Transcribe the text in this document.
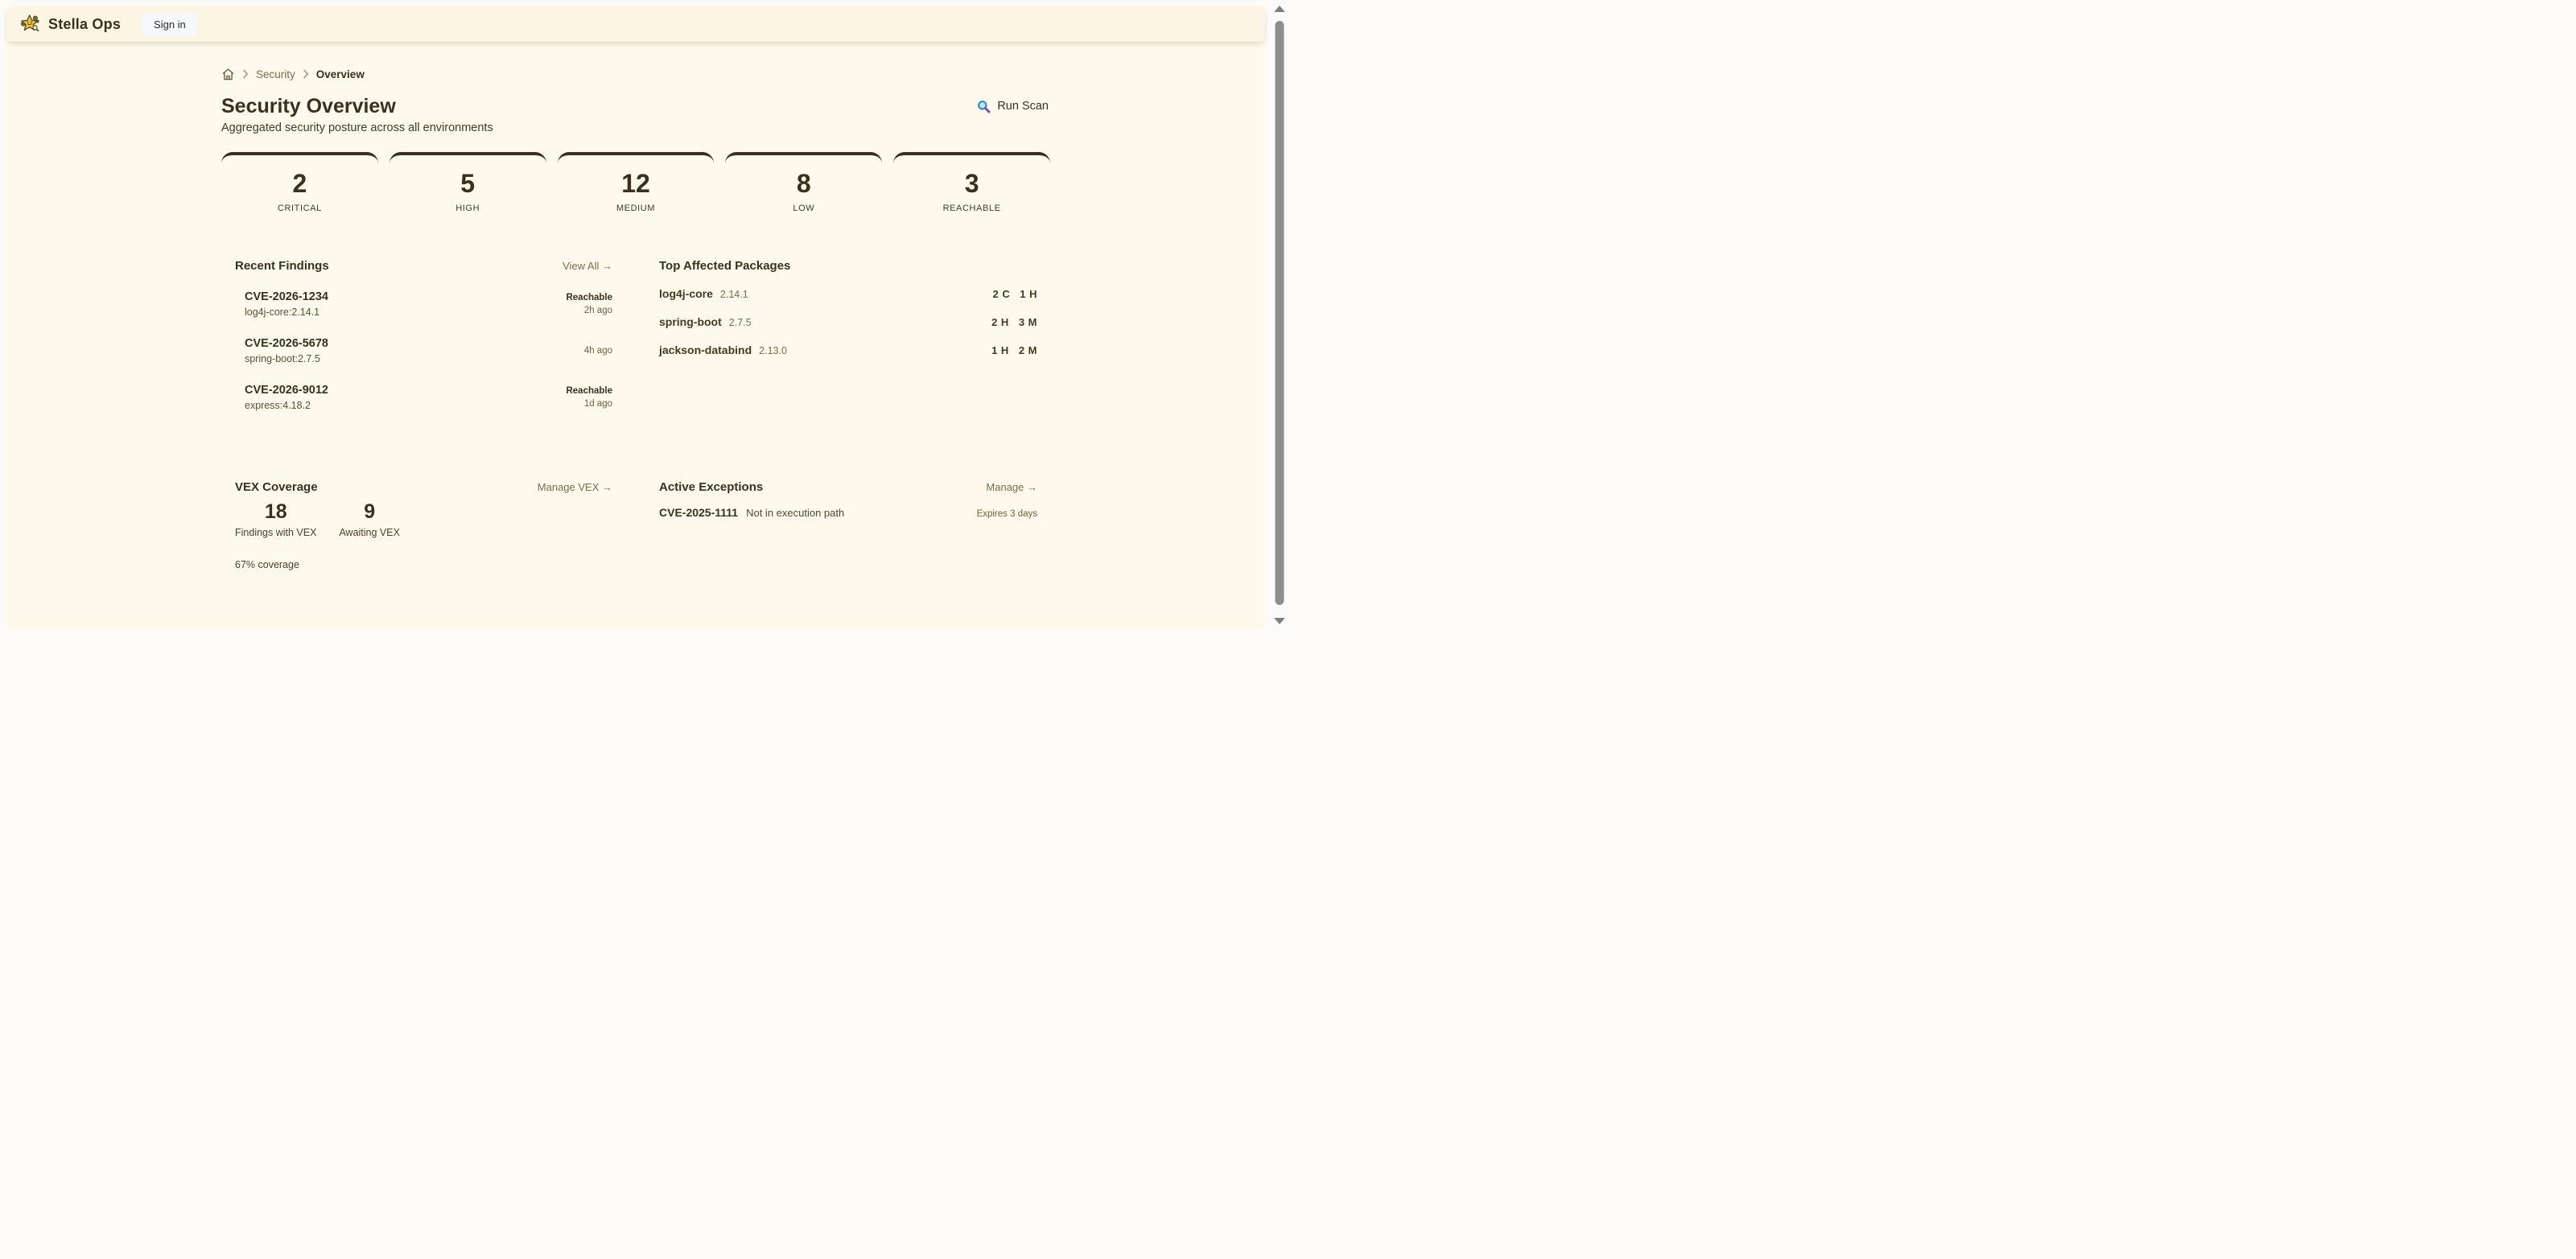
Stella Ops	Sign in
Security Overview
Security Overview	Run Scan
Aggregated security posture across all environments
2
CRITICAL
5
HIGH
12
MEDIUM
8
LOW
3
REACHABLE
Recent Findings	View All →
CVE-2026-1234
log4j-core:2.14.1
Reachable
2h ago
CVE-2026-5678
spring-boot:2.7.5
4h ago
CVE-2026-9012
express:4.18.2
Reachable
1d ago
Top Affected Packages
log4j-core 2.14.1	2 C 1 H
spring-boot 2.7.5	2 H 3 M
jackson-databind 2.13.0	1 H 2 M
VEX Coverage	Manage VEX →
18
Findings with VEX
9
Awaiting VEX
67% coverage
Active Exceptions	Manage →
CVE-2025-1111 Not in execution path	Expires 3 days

**SHORT EXERCISE**
Leave out all images, then reproduce the entries above exactly.

**RESULT OF THE EXERCISE**
Transcribe the text in this document.
Stella Ops	Sign in
Security Overview
Security Overview	Run Scan
Aggregated security posture across all environments
2
CRITICAL
5
HIGH
12
MEDIUM
8
LOW
3
REACHABLE
Recent Findings	View All →
CVE-2026-1234
log4j-core:2.14.1
Reachable
2h ago
CVE-2026-5678
spring-boot:2.7.5
4h ago
CVE-2026-9012
express:4.18.2
Reachable
1d ago
Top Affected Packages
log4j-core 2.14.1	2 C 1 H
spring-boot 2.7.5	2 H 3 M
jackson-databind 2.13.0	1 H 2 M
VEX Coverage	Manage VEX →
18
Findings with VEX
9
Awaiting VEX
67% coverage
Active Exceptions	Manage →
CVE-2025-1111 Not in execution path	Expires 3 days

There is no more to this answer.